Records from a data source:
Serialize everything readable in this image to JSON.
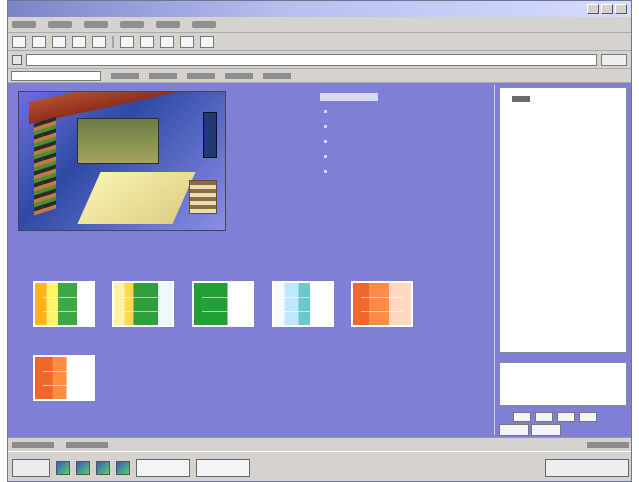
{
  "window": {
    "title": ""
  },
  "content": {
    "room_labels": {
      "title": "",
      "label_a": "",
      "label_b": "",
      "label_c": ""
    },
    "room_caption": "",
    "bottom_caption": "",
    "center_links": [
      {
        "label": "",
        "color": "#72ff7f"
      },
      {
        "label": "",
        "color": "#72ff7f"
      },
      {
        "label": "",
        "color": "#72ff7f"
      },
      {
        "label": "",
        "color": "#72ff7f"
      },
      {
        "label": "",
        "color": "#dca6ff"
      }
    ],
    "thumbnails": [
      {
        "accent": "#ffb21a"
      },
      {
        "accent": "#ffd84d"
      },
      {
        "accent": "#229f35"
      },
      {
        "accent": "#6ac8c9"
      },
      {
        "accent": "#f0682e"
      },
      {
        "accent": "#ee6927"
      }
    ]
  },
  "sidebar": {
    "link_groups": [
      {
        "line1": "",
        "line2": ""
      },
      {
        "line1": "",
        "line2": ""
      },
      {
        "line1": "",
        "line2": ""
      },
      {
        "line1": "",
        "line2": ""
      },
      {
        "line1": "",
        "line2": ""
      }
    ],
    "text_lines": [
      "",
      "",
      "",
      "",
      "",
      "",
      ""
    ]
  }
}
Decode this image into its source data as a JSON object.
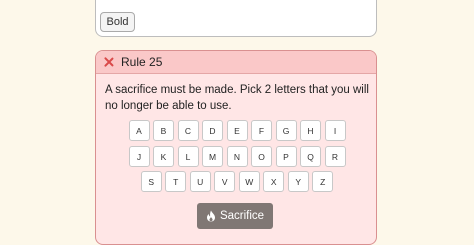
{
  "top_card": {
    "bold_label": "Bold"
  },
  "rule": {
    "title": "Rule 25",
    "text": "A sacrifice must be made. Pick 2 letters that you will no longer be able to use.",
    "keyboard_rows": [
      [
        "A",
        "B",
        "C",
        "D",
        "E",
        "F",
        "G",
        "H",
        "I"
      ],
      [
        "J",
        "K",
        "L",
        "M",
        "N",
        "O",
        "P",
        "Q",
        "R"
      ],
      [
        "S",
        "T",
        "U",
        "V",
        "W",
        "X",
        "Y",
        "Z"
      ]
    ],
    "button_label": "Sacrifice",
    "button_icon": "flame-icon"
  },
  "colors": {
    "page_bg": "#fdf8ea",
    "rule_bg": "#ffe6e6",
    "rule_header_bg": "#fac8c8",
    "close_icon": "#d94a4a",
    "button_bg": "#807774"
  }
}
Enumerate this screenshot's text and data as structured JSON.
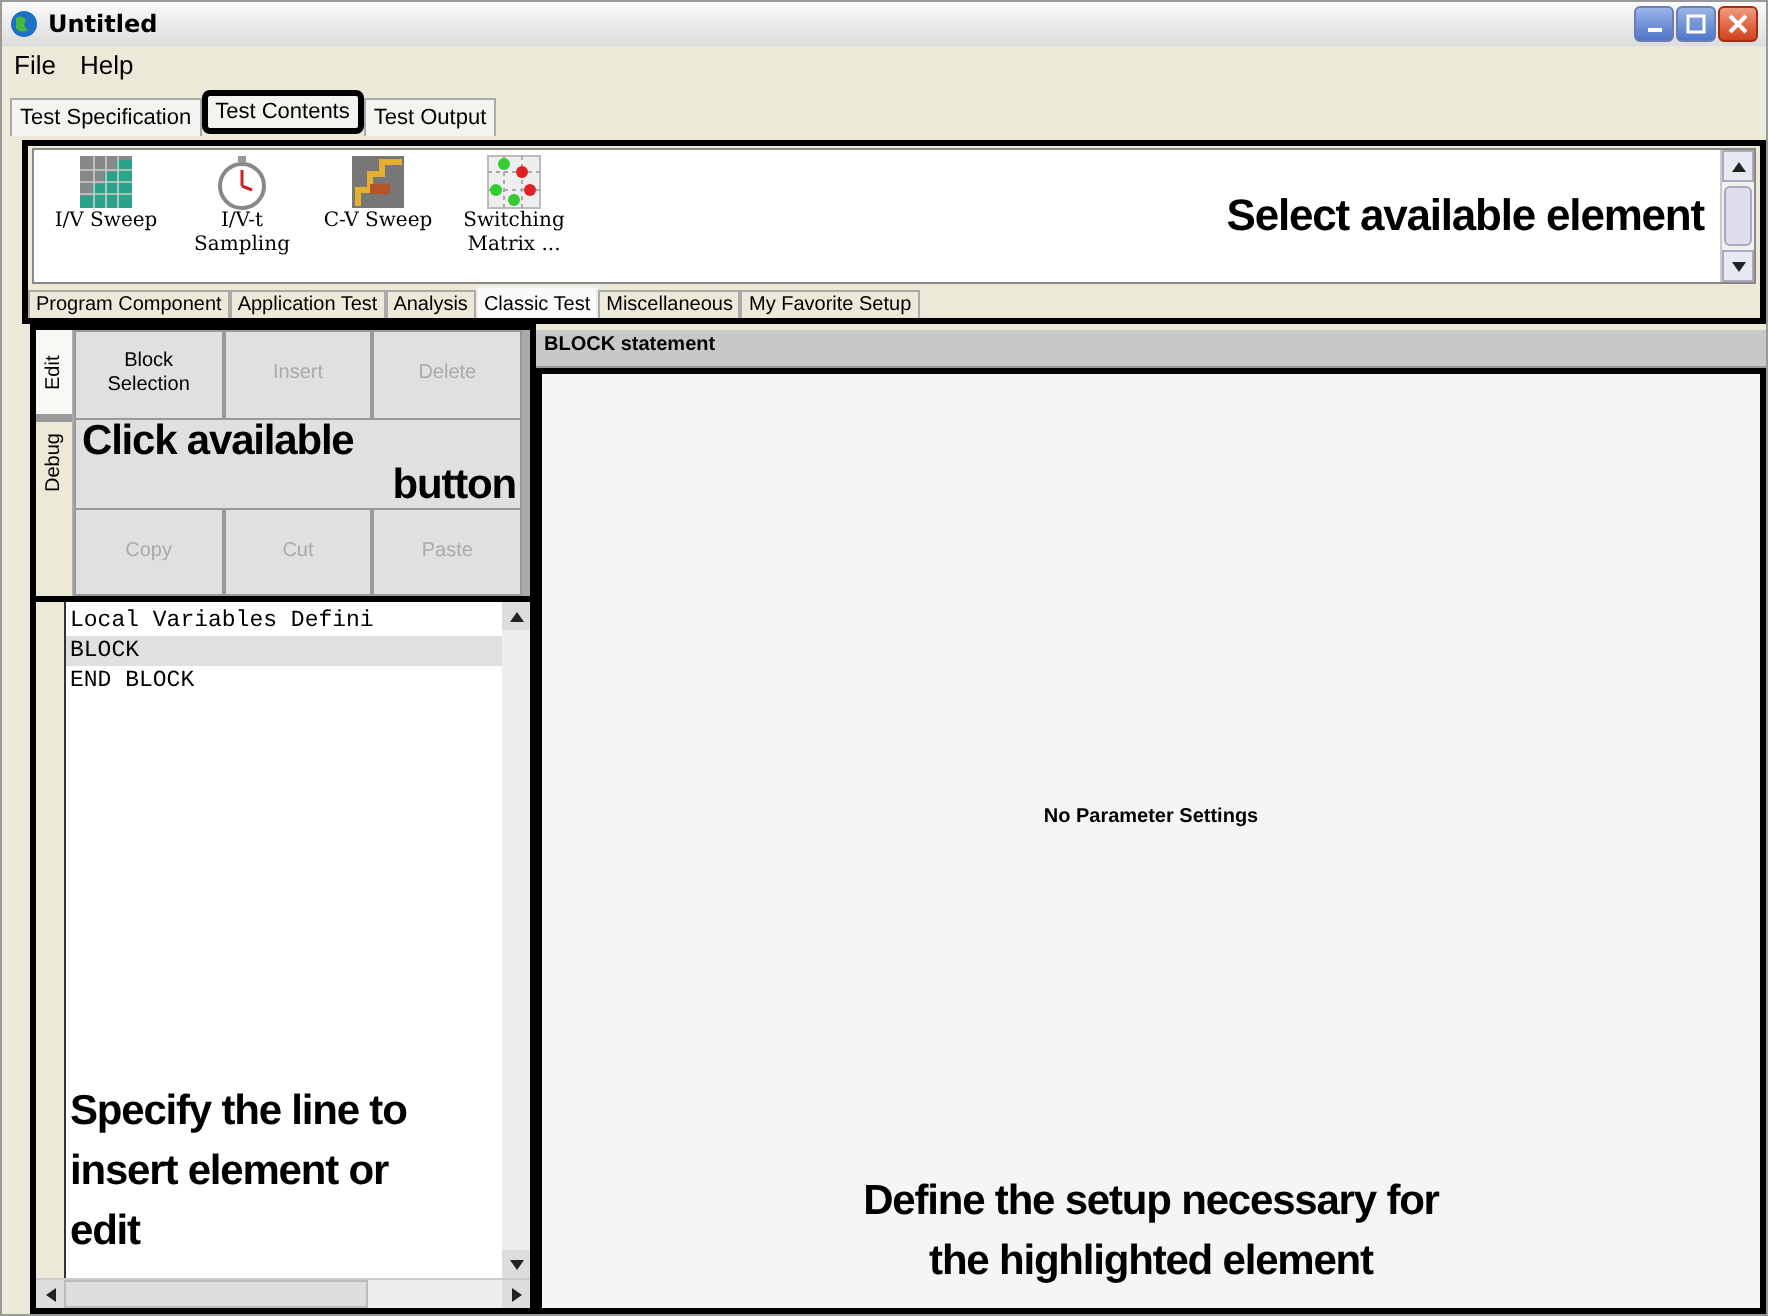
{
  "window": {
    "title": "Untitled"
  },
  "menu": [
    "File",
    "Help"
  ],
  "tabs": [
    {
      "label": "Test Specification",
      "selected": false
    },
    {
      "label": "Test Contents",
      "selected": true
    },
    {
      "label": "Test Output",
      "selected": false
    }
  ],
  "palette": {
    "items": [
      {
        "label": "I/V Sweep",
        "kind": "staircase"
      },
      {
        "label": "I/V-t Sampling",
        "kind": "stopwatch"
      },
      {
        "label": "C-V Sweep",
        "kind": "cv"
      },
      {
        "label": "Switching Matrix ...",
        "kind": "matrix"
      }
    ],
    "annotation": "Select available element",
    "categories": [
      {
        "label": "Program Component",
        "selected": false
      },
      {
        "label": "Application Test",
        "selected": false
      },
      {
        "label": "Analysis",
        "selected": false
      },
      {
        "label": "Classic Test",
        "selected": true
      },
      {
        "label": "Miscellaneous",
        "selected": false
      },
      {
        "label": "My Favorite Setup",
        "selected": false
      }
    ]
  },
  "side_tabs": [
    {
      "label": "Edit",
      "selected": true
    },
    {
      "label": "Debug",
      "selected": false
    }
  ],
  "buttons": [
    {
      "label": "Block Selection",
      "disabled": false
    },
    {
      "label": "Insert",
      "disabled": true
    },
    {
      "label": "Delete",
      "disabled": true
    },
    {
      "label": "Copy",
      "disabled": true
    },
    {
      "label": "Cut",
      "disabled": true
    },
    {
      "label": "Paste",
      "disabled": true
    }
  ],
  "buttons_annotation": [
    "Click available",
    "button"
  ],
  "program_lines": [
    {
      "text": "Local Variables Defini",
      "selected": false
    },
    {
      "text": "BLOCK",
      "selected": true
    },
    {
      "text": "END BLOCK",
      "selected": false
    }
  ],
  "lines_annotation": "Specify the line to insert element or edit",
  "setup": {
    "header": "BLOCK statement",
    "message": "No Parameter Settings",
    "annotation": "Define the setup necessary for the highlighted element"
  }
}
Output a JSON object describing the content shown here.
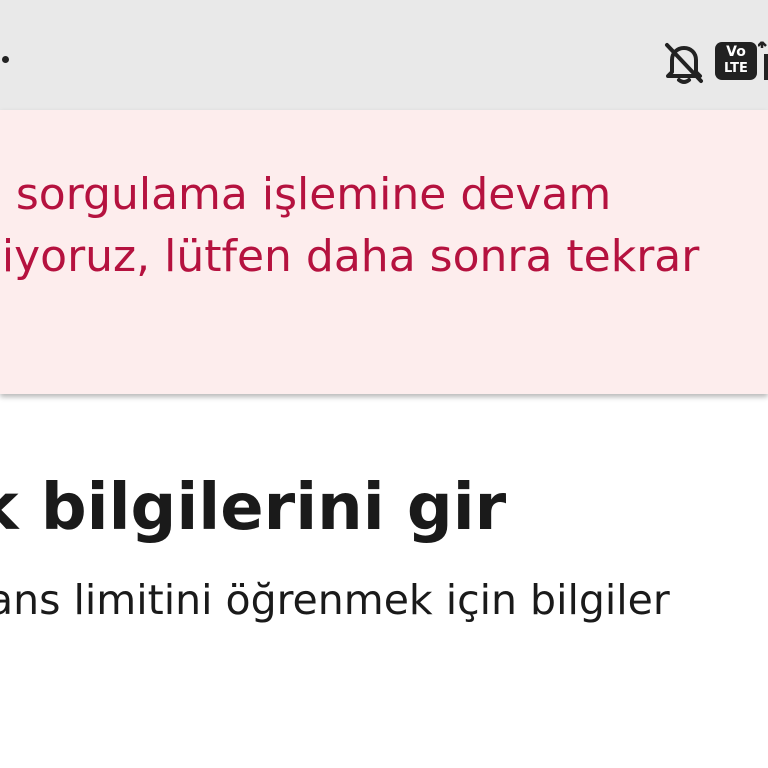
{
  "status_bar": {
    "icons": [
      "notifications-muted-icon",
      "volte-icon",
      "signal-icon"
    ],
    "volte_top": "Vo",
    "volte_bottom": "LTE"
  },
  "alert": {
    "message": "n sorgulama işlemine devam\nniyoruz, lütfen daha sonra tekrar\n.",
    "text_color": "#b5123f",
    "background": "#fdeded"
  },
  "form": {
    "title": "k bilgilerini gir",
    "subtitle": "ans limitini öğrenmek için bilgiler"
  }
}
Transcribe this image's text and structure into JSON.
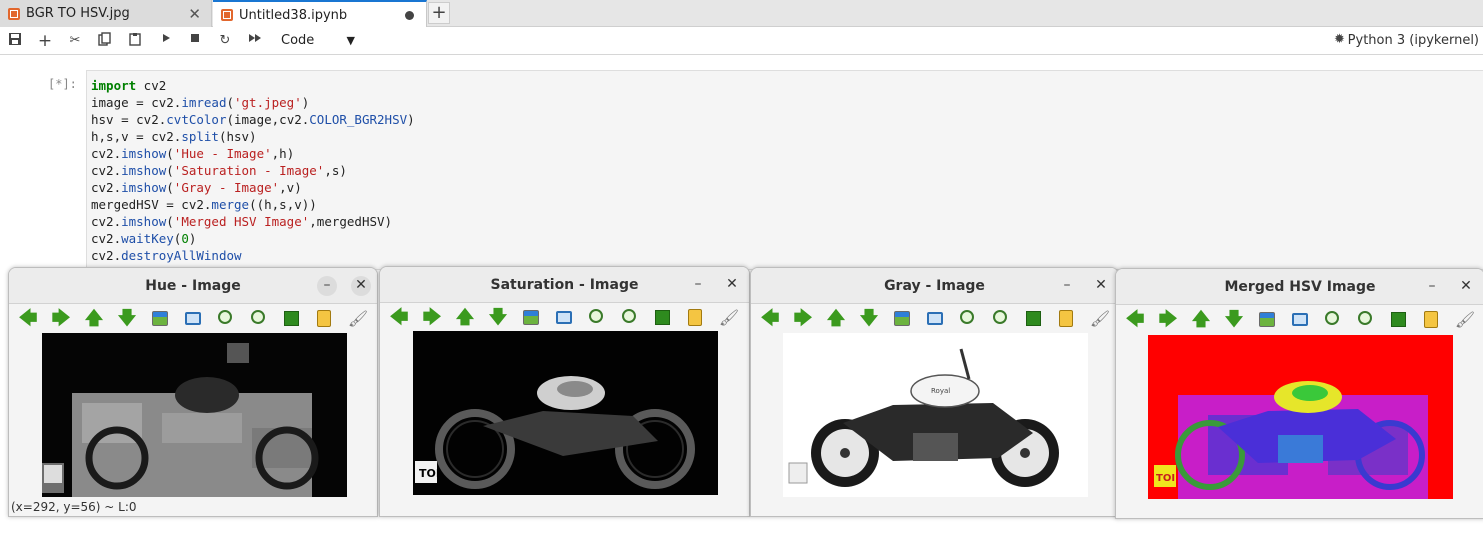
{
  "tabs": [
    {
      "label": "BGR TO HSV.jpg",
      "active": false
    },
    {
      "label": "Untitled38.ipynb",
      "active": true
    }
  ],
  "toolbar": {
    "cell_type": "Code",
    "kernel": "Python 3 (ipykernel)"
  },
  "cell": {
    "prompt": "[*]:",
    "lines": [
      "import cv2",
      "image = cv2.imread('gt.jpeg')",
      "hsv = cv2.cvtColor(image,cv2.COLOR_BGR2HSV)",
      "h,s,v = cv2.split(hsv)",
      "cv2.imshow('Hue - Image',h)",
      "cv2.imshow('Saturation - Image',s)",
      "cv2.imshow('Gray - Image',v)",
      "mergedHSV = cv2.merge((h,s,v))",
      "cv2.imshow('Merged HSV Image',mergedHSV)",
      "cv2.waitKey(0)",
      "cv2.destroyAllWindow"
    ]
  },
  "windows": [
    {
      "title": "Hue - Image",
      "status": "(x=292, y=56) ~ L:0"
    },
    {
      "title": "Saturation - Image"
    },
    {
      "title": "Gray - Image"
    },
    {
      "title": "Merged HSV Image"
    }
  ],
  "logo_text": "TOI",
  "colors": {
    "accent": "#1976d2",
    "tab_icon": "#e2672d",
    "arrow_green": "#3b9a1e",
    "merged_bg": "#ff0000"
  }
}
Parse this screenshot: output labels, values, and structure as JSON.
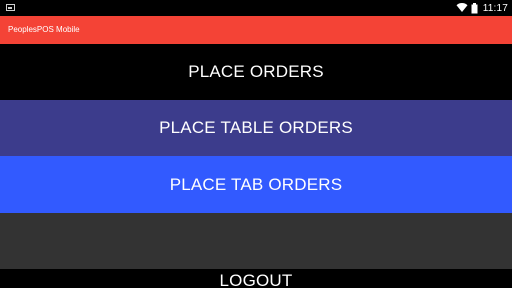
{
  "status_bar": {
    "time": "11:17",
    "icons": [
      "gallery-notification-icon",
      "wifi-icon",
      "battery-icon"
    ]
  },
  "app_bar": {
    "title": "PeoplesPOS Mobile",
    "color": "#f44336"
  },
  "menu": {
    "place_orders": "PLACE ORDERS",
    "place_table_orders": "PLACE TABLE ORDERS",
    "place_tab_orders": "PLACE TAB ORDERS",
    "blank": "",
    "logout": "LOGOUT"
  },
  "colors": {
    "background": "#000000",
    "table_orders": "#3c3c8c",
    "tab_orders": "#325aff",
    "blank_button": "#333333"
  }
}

» **Given task**: Replicate the material above verbatim; images stay out of the copy.

» **Exercise response**:
Serialize everything readable in this image to JSON.
{
  "window": {
    "title": ""
  },
  "content": {
    "room_labels": {
      "title": "",
      "label_a": "",
      "label_b": "",
      "label_c": ""
    },
    "room_caption": "",
    "bottom_caption": "",
    "center_links": [
      {
        "label": "",
        "color": "#72ff7f"
      },
      {
        "label": "",
        "color": "#72ff7f"
      },
      {
        "label": "",
        "color": "#72ff7f"
      },
      {
        "label": "",
        "color": "#72ff7f"
      },
      {
        "label": "",
        "color": "#dca6ff"
      }
    ],
    "thumbnails": [
      {
        "accent": "#ffb21a"
      },
      {
        "accent": "#ffd84d"
      },
      {
        "accent": "#229f35"
      },
      {
        "accent": "#6ac8c9"
      },
      {
        "accent": "#f0682e"
      },
      {
        "accent": "#ee6927"
      }
    ]
  },
  "sidebar": {
    "link_groups": [
      {
        "line1": "",
        "line2": ""
      },
      {
        "line1": "",
        "line2": ""
      },
      {
        "line1": "",
        "line2": ""
      },
      {
        "line1": "",
        "line2": ""
      },
      {
        "line1": "",
        "line2": ""
      }
    ],
    "text_lines": [
      "",
      "",
      "",
      "",
      "",
      "",
      ""
    ]
  }
}
Decode this image into its source data as a JSON object.
{
  "top_card": {
    "bold_label": "Bold"
  },
  "rule": {
    "title": "Rule 25",
    "text": "A sacrifice must be made. Pick 2 letters that you will no longer be able to use.",
    "keyboard_rows": [
      [
        "A",
        "B",
        "C",
        "D",
        "E",
        "F",
        "G",
        "H",
        "I"
      ],
      [
        "J",
        "K",
        "L",
        "M",
        "N",
        "O",
        "P",
        "Q",
        "R"
      ],
      [
        "S",
        "T",
        "U",
        "V",
        "W",
        "X",
        "Y",
        "Z"
      ]
    ],
    "button_label": "Sacrifice",
    "button_icon": "flame-icon"
  },
  "colors": {
    "page_bg": "#fdf8ea",
    "rule_bg": "#ffe6e6",
    "rule_header_bg": "#fac8c8",
    "close_icon": "#d94a4a",
    "button_bg": "#807774"
  }
}
Enumerate this screenshot's text and data as structured JSON.
{
  "window": {
    "title": "Untitled"
  },
  "menu": [
    "File",
    "Help"
  ],
  "tabs": [
    {
      "label": "Test Specification",
      "selected": false
    },
    {
      "label": "Test Contents",
      "selected": true
    },
    {
      "label": "Test Output",
      "selected": false
    }
  ],
  "palette": {
    "items": [
      {
        "label": "I/V Sweep",
        "kind": "staircase"
      },
      {
        "label": "I/V-t Sampling",
        "kind": "stopwatch"
      },
      {
        "label": "C-V Sweep",
        "kind": "cv"
      },
      {
        "label": "Switching Matrix ...",
        "kind": "matrix"
      }
    ],
    "annotation": "Select available element",
    "categories": [
      {
        "label": "Program Component",
        "selected": false
      },
      {
        "label": "Application Test",
        "selected": false
      },
      {
        "label": "Analysis",
        "selected": false
      },
      {
        "label": "Classic Test",
        "selected": true
      },
      {
        "label": "Miscellaneous",
        "selected": false
      },
      {
        "label": "My Favorite Setup",
        "selected": false
      }
    ]
  },
  "side_tabs": [
    {
      "label": "Edit",
      "selected": true
    },
    {
      "label": "Debug",
      "selected": false
    }
  ],
  "buttons": [
    {
      "label": "Block Selection",
      "disabled": false
    },
    {
      "label": "Insert",
      "disabled": true
    },
    {
      "label": "Delete",
      "disabled": true
    },
    {
      "label": "Copy",
      "disabled": true
    },
    {
      "label": "Cut",
      "disabled": true
    },
    {
      "label": "Paste",
      "disabled": true
    }
  ],
  "buttons_annotation": [
    "Click available",
    "button"
  ],
  "program_lines": [
    {
      "text": "Local Variables Defini",
      "selected": false
    },
    {
      "text": "BLOCK",
      "selected": true
    },
    {
      "text": "END BLOCK",
      "selected": false
    }
  ],
  "lines_annotation": "Specify the line to insert element or edit",
  "setup": {
    "header": "BLOCK statement",
    "message": "No Parameter Settings",
    "annotation": "Define the setup necessary for the highlighted element"
  }
}
Output a JSON object describing the content shown here.
{
  "status_bar": {
    "icons": [
      "notifications-muted-icon",
      "volte-icon",
      "signal-icon"
    ],
    "volte_top": "Vo",
    "volte_bottom": "LTE"
  },
  "alert": {
    "message": "n sorgulama işlemine devam\nniyoruz, lütfen daha sonra tekrar\n.",
    "text_color": "#b5123f",
    "background": "#fdeded"
  },
  "form": {
    "title": "k bilgilerini gir",
    "subtitle": "ans limitini öğrenmek için bilgiler"
  }
}
Transcribe this image's text and structure into JSON.
{
  "tabs": [
    {
      "label": "BGR TO HSV.jpg",
      "active": false
    },
    {
      "label": "Untitled38.ipynb",
      "active": true
    }
  ],
  "toolbar": {
    "cell_type": "Code",
    "kernel": "Python 3 (ipykernel)"
  },
  "cell": {
    "prompt": "[*]:",
    "lines": [
      "import cv2",
      "image = cv2.imread('gt.jpeg')",
      "hsv = cv2.cvtColor(image,cv2.COLOR_BGR2HSV)",
      "h,s,v = cv2.split(hsv)",
      "cv2.imshow('Hue - Image',h)",
      "cv2.imshow('Saturation - Image',s)",
      "cv2.imshow('Gray - Image',v)",
      "mergedHSV = cv2.merge((h,s,v))",
      "cv2.imshow('Merged HSV Image',mergedHSV)",
      "cv2.waitKey(0)",
      "cv2.destroyAllWindow"
    ]
  },
  "windows": [
    {
      "title": "Hue - Image",
      "status": "(x=292, y=56) ~ L:0"
    },
    {
      "title": "Saturation - Image"
    },
    {
      "title": "Gray - Image"
    },
    {
      "title": "Merged HSV Image"
    }
  ],
  "logo_text": "TOI",
  "colors": {
    "accent": "#1976d2",
    "tab_icon": "#e2672d",
    "arrow_green": "#3b9a1e",
    "merged_bg": "#ff0000"
  }
}
Parse this screenshot: output labels, values, and structure as JSON.
{
  "status_bar": {
    "time": "11:17",
    "icons": [
      "gallery-notification-icon",
      "wifi-icon",
      "battery-icon"
    ]
  },
  "app_bar": {
    "title": "PeoplesPOS Mobile",
    "color": "#f44336"
  },
  "menu": {
    "place_orders": "PLACE ORDERS",
    "place_table_orders": "PLACE TABLE ORDERS",
    "place_tab_orders": "PLACE TAB ORDERS",
    "blank": "",
    "logout": "LOGOUT"
  },
  "colors": {
    "background": "#000000",
    "table_orders": "#3c3c8c",
    "tab_orders": "#325aff",
    "blank_button": "#333333"
  }
}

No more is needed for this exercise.